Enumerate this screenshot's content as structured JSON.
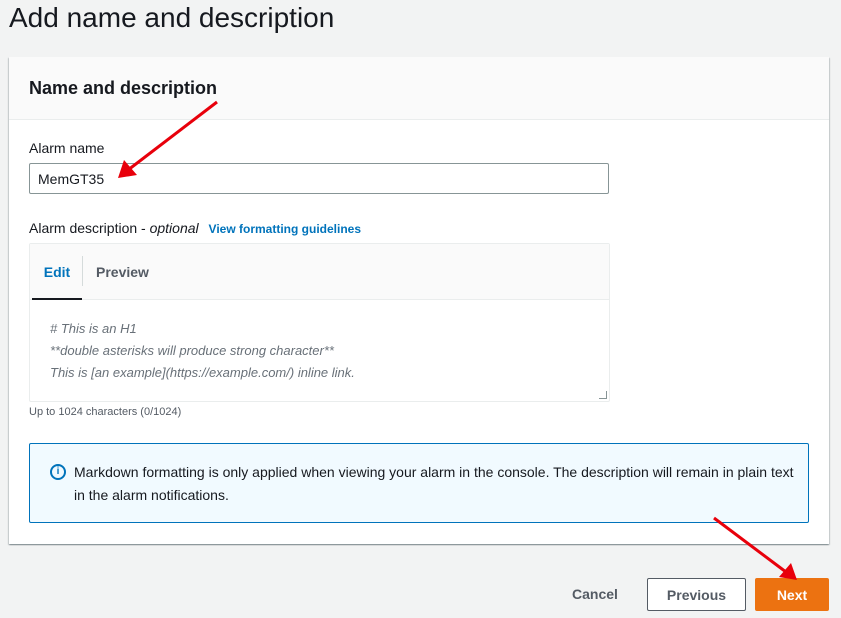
{
  "page": {
    "title": "Add name and description"
  },
  "panel": {
    "title": "Name and description",
    "alarm_name": {
      "label": "Alarm name",
      "value": "MemGT35"
    },
    "alarm_description": {
      "label": "Alarm description - ",
      "optional": "optional",
      "link": "View formatting guidelines",
      "tabs": {
        "edit": "Edit",
        "preview": "Preview"
      },
      "placeholder_lines": [
        "# This is an H1",
        "**double asterisks will produce strong character**",
        "This is [an example](https://example.com/) inline link."
      ],
      "hint": "Up to 1024 characters (0/1024)"
    },
    "info": {
      "icon": "info-icon",
      "text": "Markdown formatting is only applied when viewing your alarm in the console. The description will remain in plain text in the alarm notifications."
    }
  },
  "footer": {
    "cancel": "Cancel",
    "previous": "Previous",
    "next": "Next"
  },
  "colors": {
    "primary": "#ec7211",
    "link": "#0073bb",
    "annotation_arrow": "#e8000b"
  }
}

- Aim of the task
All of the data above should be quoted exactly, except for the pictures.

- Answer to the task
Enumerate this screenshot's content as structured JSON.
{
  "page": {
    "title": "Add name and description"
  },
  "panel": {
    "title": "Name and description",
    "alarm_name": {
      "label": "Alarm name",
      "value": "MemGT35"
    },
    "alarm_description": {
      "label": "Alarm description - ",
      "optional": "optional",
      "link": "View formatting guidelines",
      "tabs": {
        "edit": "Edit",
        "preview": "Preview"
      },
      "placeholder_lines": [
        "# This is an H1",
        "**double asterisks will produce strong character**",
        "This is [an example](https://example.com/) inline link."
      ],
      "hint": "Up to 1024 characters (0/1024)"
    },
    "info": {
      "icon": "info-icon",
      "text": "Markdown formatting is only applied when viewing your alarm in the console. The description will remain in plain text in the alarm notifications."
    }
  },
  "footer": {
    "cancel": "Cancel",
    "previous": "Previous",
    "next": "Next"
  },
  "colors": {
    "primary": "#ec7211",
    "link": "#0073bb",
    "annotation_arrow": "#e8000b"
  }
}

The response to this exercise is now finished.